[GIVEN PROBLEM] All entries are to be quoted exactly; the images stay out of the copy.

[DATA RECORDS]
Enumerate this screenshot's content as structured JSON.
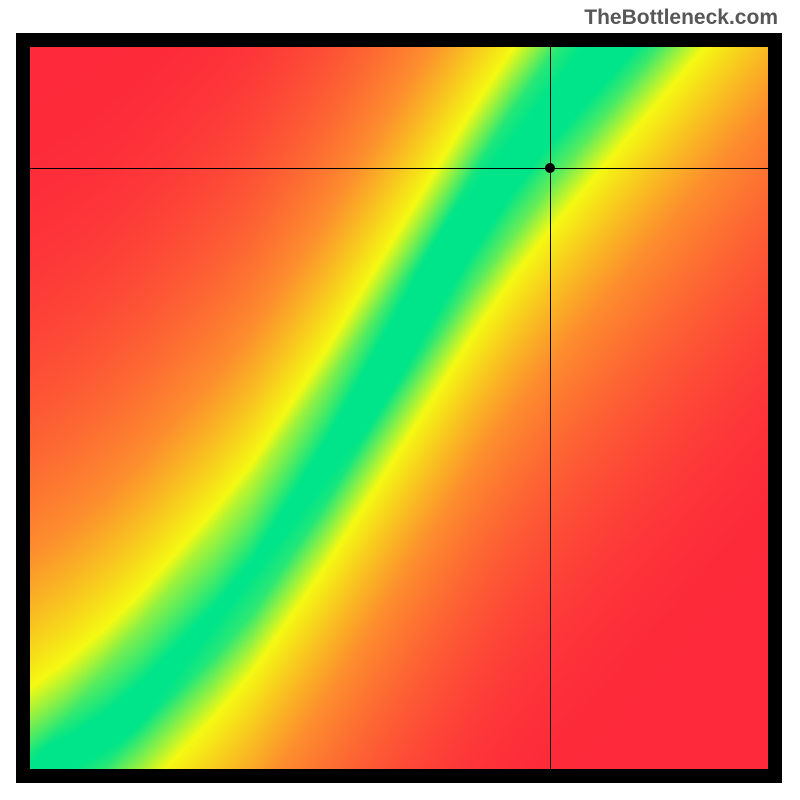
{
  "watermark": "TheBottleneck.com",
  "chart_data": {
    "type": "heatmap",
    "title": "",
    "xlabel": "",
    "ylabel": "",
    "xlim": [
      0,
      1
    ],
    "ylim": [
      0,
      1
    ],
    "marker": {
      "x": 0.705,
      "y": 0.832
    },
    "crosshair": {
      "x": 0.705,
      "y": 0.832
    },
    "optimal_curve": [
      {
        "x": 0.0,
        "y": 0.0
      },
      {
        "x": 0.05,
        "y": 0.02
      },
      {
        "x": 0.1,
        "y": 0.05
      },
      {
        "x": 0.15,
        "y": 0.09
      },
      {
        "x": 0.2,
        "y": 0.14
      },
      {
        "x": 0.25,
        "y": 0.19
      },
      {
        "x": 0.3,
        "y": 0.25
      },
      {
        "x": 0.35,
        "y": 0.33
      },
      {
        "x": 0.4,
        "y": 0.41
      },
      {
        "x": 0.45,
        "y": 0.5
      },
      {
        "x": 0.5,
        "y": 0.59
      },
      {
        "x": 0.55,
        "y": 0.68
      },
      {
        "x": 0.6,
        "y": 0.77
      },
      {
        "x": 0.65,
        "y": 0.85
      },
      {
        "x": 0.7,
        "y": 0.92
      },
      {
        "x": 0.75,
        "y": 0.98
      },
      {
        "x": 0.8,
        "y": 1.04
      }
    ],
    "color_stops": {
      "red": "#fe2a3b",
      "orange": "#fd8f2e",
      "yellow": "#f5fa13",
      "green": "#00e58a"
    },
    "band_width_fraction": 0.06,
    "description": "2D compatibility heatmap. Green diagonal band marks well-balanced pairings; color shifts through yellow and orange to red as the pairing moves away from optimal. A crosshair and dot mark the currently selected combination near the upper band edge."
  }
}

[OUTPUT OF THE TASK]
Enumerate this screenshot's content as structured JSON.
{
  "watermark": "TheBottleneck.com",
  "chart_data": {
    "type": "heatmap",
    "title": "",
    "xlabel": "",
    "ylabel": "",
    "xlim": [
      0,
      1
    ],
    "ylim": [
      0,
      1
    ],
    "marker": {
      "x": 0.705,
      "y": 0.832
    },
    "crosshair": {
      "x": 0.705,
      "y": 0.832
    },
    "optimal_curve": [
      {
        "x": 0.0,
        "y": 0.0
      },
      {
        "x": 0.05,
        "y": 0.02
      },
      {
        "x": 0.1,
        "y": 0.05
      },
      {
        "x": 0.15,
        "y": 0.09
      },
      {
        "x": 0.2,
        "y": 0.14
      },
      {
        "x": 0.25,
        "y": 0.19
      },
      {
        "x": 0.3,
        "y": 0.25
      },
      {
        "x": 0.35,
        "y": 0.33
      },
      {
        "x": 0.4,
        "y": 0.41
      },
      {
        "x": 0.45,
        "y": 0.5
      },
      {
        "x": 0.5,
        "y": 0.59
      },
      {
        "x": 0.55,
        "y": 0.68
      },
      {
        "x": 0.6,
        "y": 0.77
      },
      {
        "x": 0.65,
        "y": 0.85
      },
      {
        "x": 0.7,
        "y": 0.92
      },
      {
        "x": 0.75,
        "y": 0.98
      },
      {
        "x": 0.8,
        "y": 1.04
      }
    ],
    "color_stops": {
      "red": "#fe2a3b",
      "orange": "#fd8f2e",
      "yellow": "#f5fa13",
      "green": "#00e58a"
    },
    "band_width_fraction": 0.06,
    "description": "2D compatibility heatmap. Green diagonal band marks well-balanced pairings; color shifts through yellow and orange to red as the pairing moves away from optimal. A crosshair and dot mark the currently selected combination near the upper band edge."
  }
}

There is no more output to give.